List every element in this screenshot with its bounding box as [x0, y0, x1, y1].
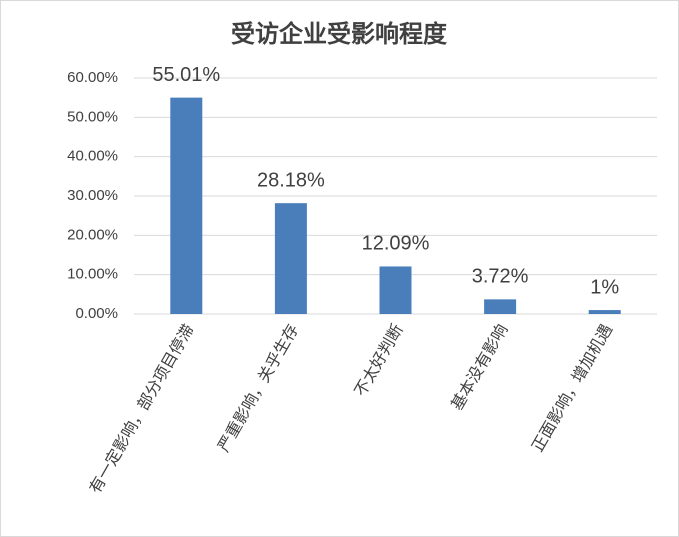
y-tick-label: 40.00% — [67, 148, 118, 165]
value-label: 55.01% — [152, 64, 220, 86]
y-tick-label: 30.00% — [67, 187, 118, 204]
value-label: 1% — [590, 276, 619, 298]
bar — [170, 97, 203, 314]
bar — [588, 310, 621, 314]
bar — [484, 299, 517, 314]
y-tick-label: 10.00% — [67, 266, 118, 283]
y-tick-label: 50.00% — [67, 108, 118, 125]
value-label: 3.72% — [472, 266, 529, 288]
bar — [379, 266, 412, 314]
y-tick-label: 60.00% — [67, 69, 118, 86]
y-tick-label: 20.00% — [67, 226, 118, 243]
y-tick-label: 0.00% — [75, 305, 118, 322]
chart-title: 受访企业受影响程度 — [231, 20, 448, 48]
value-label: 12.09% — [362, 233, 430, 255]
value-label: 28.18% — [257, 169, 325, 191]
bar — [274, 203, 307, 314]
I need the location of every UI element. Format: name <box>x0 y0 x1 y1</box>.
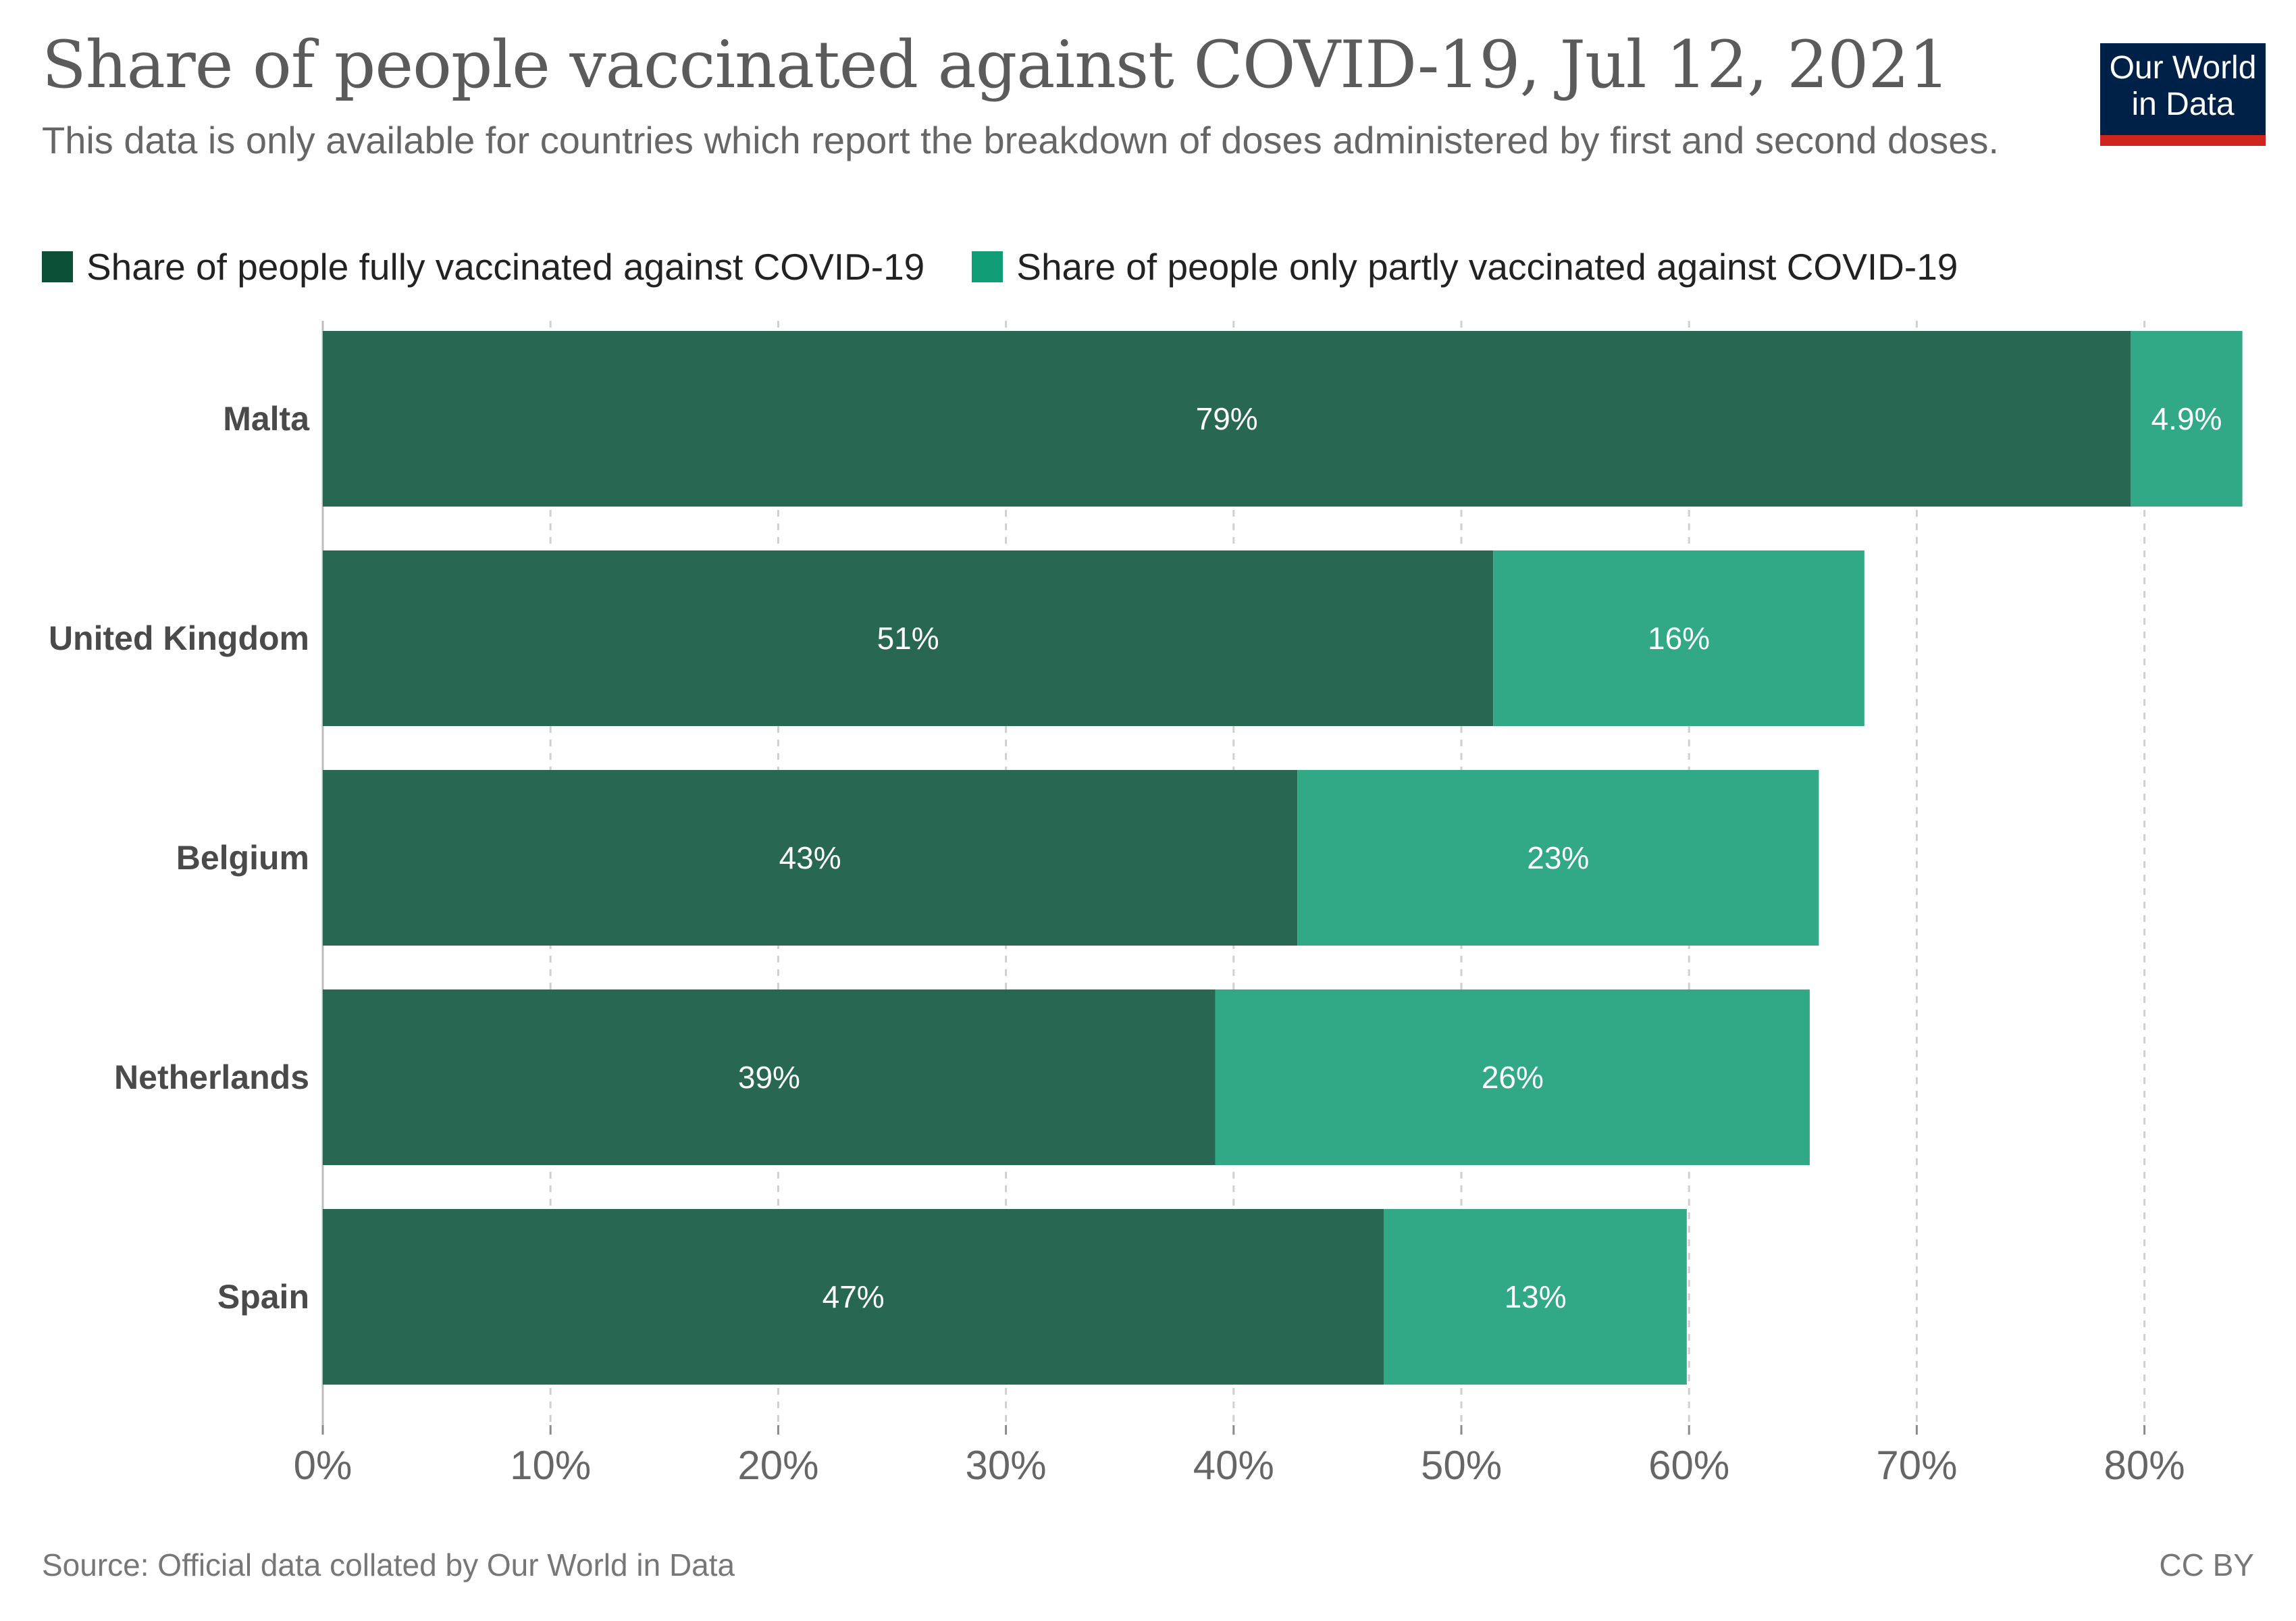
category-label: Spain <box>217 1278 309 1316</box>
bar-value-label: 51% <box>877 621 939 656</box>
bar-segment <box>323 1209 1384 1385</box>
x-tick-label: 70% <box>1876 1443 1957 1488</box>
owid-logo[interactable]: Our World in Data <box>2100 43 2266 146</box>
bar-segment <box>323 989 1216 1165</box>
x-tick-label: 20% <box>737 1443 818 1488</box>
logo-line-1: Our World <box>2109 50 2257 86</box>
category-label: United Kingdom <box>49 619 309 657</box>
legend-swatch-partly <box>972 251 1003 282</box>
bar-segment <box>1297 770 1819 946</box>
bar-value-label: 16% <box>1648 621 1710 656</box>
x-tick-label: 50% <box>1421 1443 1502 1488</box>
bar-value-label: 43% <box>779 840 841 875</box>
source-note: Source: Official data collated by Our Wo… <box>42 1547 735 1583</box>
legend-item-partly: Share of people only partly vaccinated a… <box>972 245 1958 288</box>
chart-subtitle: This data is only available for countrie… <box>42 119 1999 161</box>
chart-legend: Share of people fully vaccinated against… <box>42 243 2005 290</box>
x-tick-label: 30% <box>966 1443 1047 1488</box>
legend-swatch-fully <box>42 251 73 282</box>
category-label: Malta <box>223 400 310 438</box>
x-tick-label: 60% <box>1648 1443 1729 1488</box>
bar-value-label: 23% <box>1527 840 1589 875</box>
x-tick-label: 10% <box>510 1443 591 1488</box>
x-tick-label: 40% <box>1193 1443 1274 1488</box>
x-tick-label: 80% <box>2104 1443 2185 1488</box>
category-label: Belgium <box>176 839 309 877</box>
legend-label-partly: Share of people only partly vaccinated a… <box>1016 246 1958 288</box>
bar-segment <box>2131 331 2243 507</box>
bar-segment <box>1493 550 1864 726</box>
legend-item-fully: Share of people fully vaccinated against… <box>42 245 924 288</box>
bar-segment <box>1215 989 1810 1165</box>
legend-label-fully: Share of people fully vaccinated against… <box>86 246 925 288</box>
bar-value-label: 39% <box>738 1060 800 1095</box>
bar-segment <box>323 550 1494 726</box>
x-tick-label: 0% <box>294 1443 353 1488</box>
bar-segment <box>1384 1209 1687 1385</box>
bar-value-label: 47% <box>823 1279 885 1314</box>
logo-line-2: in Data <box>2131 86 2235 122</box>
bar-value-label: 26% <box>1482 1060 1544 1095</box>
bar-segment <box>323 770 1298 946</box>
bar-segment <box>323 331 2131 507</box>
chart-title: Share of people vaccinated against COVID… <box>42 27 1950 103</box>
category-label: Netherlands <box>114 1058 309 1096</box>
bar-value-label: 79% <box>1196 401 1258 436</box>
logo-accent-bar <box>2100 135 2266 146</box>
bar-value-label: 4.9% <box>2151 401 2222 436</box>
bar-value-label: 13% <box>1505 1279 1567 1314</box>
license-note: CC BY <box>2159 1547 2254 1583</box>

--*--

WHAT TO PRODUCE
Print the lines of the data above from the line with "y-tick-label: 40.00% — [67, 148, 118, 165]" to the line with "value-label: 3.72% — [472, 266, 529, 288]", both included, and copy each one character for character.

EXERCISE OUTPUT
y-tick-label: 40.00% — [67, 148, 118, 165]
value-label: 55.01% — [152, 64, 220, 86]
y-tick-label: 30.00% — [67, 187, 118, 204]
value-label: 1% — [590, 276, 619, 298]
bar — [170, 97, 203, 314]
bar — [588, 310, 621, 314]
bar — [484, 299, 517, 314]
y-tick-label: 10.00% — [67, 266, 118, 283]
y-tick-label: 50.00% — [67, 108, 118, 125]
value-label: 3.72% — [472, 266, 529, 288]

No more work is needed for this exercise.